··· DATA SUPPLIED ···
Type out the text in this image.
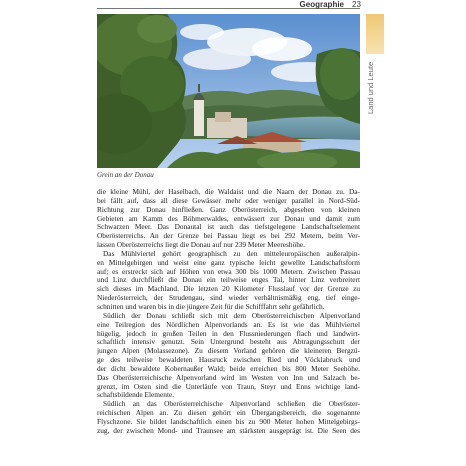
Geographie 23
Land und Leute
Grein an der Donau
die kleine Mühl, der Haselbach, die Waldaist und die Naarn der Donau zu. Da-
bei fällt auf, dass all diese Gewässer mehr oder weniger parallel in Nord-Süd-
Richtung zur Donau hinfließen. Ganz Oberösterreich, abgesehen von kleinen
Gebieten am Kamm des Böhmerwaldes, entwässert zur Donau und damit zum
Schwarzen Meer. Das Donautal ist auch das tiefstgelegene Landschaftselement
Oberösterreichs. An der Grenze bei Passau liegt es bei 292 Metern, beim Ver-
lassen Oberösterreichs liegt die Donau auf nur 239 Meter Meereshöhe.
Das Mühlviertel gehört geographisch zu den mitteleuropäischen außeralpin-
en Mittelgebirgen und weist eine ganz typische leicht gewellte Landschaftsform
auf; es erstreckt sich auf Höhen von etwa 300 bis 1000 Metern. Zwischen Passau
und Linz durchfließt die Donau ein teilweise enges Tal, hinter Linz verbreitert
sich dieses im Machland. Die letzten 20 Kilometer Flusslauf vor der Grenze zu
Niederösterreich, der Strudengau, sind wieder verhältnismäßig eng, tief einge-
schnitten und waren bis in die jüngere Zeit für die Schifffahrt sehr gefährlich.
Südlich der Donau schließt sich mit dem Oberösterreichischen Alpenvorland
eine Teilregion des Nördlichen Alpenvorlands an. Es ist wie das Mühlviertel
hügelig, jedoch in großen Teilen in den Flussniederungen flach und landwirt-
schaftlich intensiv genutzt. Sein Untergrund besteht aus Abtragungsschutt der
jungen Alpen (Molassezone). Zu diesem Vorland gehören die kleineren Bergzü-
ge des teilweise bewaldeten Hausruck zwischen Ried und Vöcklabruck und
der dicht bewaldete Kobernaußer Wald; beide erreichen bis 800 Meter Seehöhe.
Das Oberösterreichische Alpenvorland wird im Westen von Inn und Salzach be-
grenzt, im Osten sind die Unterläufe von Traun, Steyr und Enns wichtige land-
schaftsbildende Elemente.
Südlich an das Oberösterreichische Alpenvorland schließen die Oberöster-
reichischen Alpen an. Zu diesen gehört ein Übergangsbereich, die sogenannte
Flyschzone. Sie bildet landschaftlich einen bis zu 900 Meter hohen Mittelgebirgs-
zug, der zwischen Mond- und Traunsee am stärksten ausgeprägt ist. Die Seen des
···
Repeat the material above word for word, please, apart from its images.

SOLUTION FOR THIS EXERCISE:
Type out the text in this image.
Geographie 23
Land und Leute
Grein an der Donau
die kleine Mühl, der Haselbach, die Waldaist und die Naarn der Donau zu. Da-
bei fällt auf, dass all diese Gewässer mehr oder weniger parallel in Nord-Süd-
Richtung zur Donau hinfließen. Ganz Oberösterreich, abgesehen von kleinen
Gebieten am Kamm des Böhmerwaldes, entwässert zur Donau und damit zum
Schwarzen Meer. Das Donautal ist auch das tiefstgelegene Landschaftselement
Oberösterreichs. An der Grenze bei Passau liegt es bei 292 Metern, beim Ver-
lassen Oberösterreichs liegt die Donau auf nur 239 Meter Meereshöhe.
Das Mühlviertel gehört geographisch zu den mitteleuropäischen außeralpin-
en Mittelgebirgen und weist eine ganz typische leicht gewellte Landschaftsform
auf; es erstreckt sich auf Höhen von etwa 300 bis 1000 Metern. Zwischen Passau
und Linz durchfließt die Donau ein teilweise enges Tal, hinter Linz verbreitert
sich dieses im Machland. Die letzten 20 Kilometer Flusslauf vor der Grenze zu
Niederösterreich, der Strudengau, sind wieder verhältnismäßig eng, tief einge-
schnitten und waren bis in die jüngere Zeit für die Schifffahrt sehr gefährlich.
Südlich der Donau schließt sich mit dem Oberösterreichischen Alpenvorland
eine Teilregion des Nördlichen Alpenvorlands an. Es ist wie das Mühlviertel
hügelig, jedoch in großen Teilen in den Flussniederungen flach und landwirt-
schaftlich intensiv genutzt. Sein Untergrund besteht aus Abtragungsschutt der
jungen Alpen (Molassezone). Zu diesem Vorland gehören die kleineren Bergzü-
ge des teilweise bewaldeten Hausruck zwischen Ried und Vöcklabruck und
der dicht bewaldete Kobernaußer Wald; beide erreichen bis 800 Meter Seehöhe.
Das Oberösterreichische Alpenvorland wird im Westen von Inn und Salzach be-
grenzt, im Osten sind die Unterläufe von Traun, Steyr und Enns wichtige land-
schaftsbildende Elemente.
Südlich an das Oberösterreichische Alpenvorland schließen die Oberöster-
reichischen Alpen an. Zu diesen gehört ein Übergangsbereich, die sogenannte
Flyschzone. Sie bildet landschaftlich einen bis zu 900 Meter hohen Mittelgebirgs-
zug, der zwischen Mond- und Traunsee am stärksten ausgeprägt ist. Die Seen des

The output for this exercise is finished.